— Goal of the exercise —
Quote the records that follow in full, leaving the pictures out.

[Dataset items]
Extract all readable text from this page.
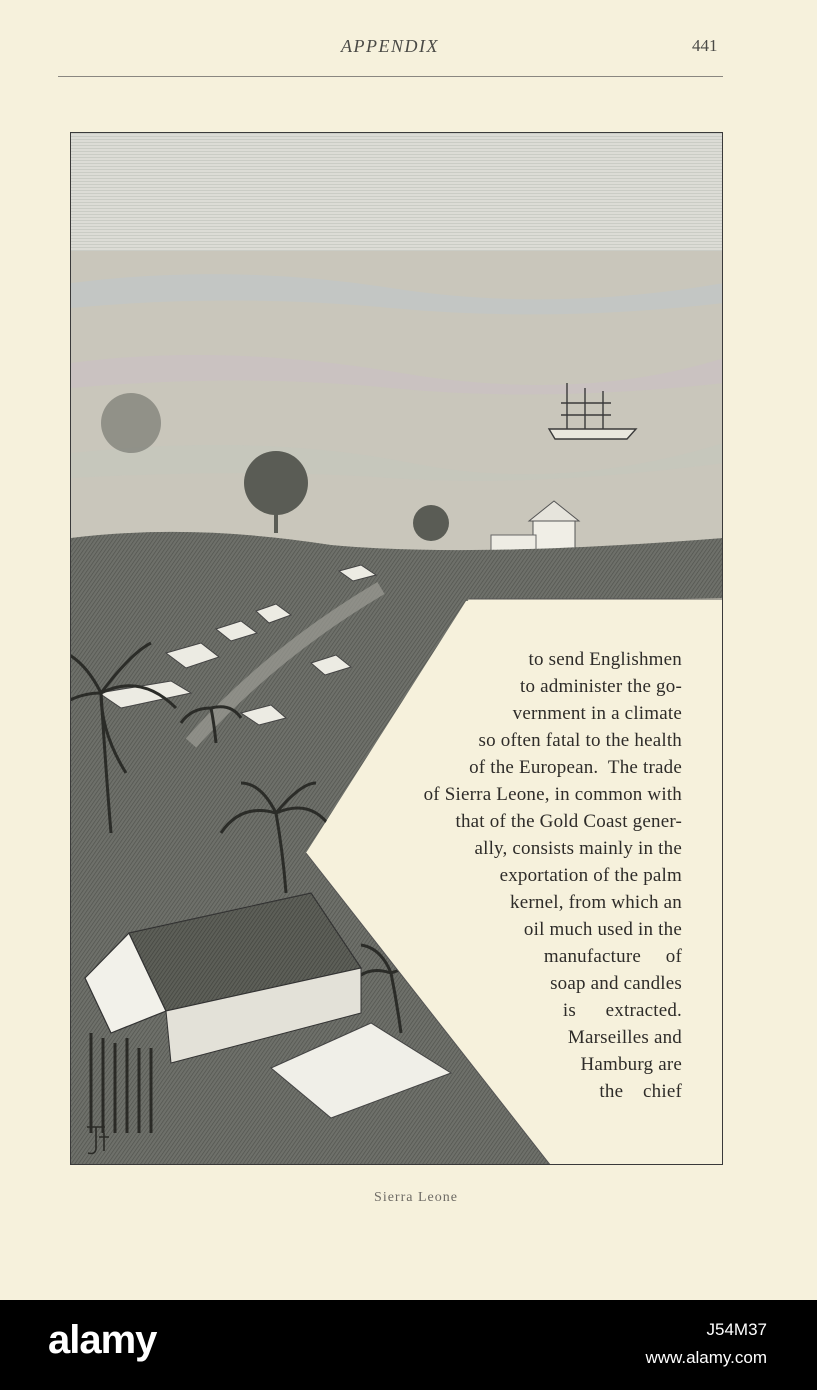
APPENDIX	441
to send Englishmen
to administer the go-
vernment in a climate
so often fatal to the health
of the European.  The trade
of Sierra Leone, in common with
that of the Gold Coast gener-
ally, consists mainly in the
exportation of the palm
kernel, from which an
oil much used in the
manufacture     of
soap and candles
is      extracted.
Marseilles and
Hamburg are
the    chief
Sierra Leone
alamy	J54M37
www.alamy.com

— Solution —
Extract all readable text from this page.
APPENDIX	441
to send Englishmen
to administer the go-
vernment in a climate
so often fatal to the health
of the European.  The trade
of Sierra Leone, in common with
that of the Gold Coast gener-
ally, consists mainly in the
exportation of the palm
kernel, from which an
oil much used in the
manufacture     of
soap and candles
is      extracted.
Marseilles and
Hamburg are
the    chief
Sierra Leone
alamy	J54M37
www.alamy.com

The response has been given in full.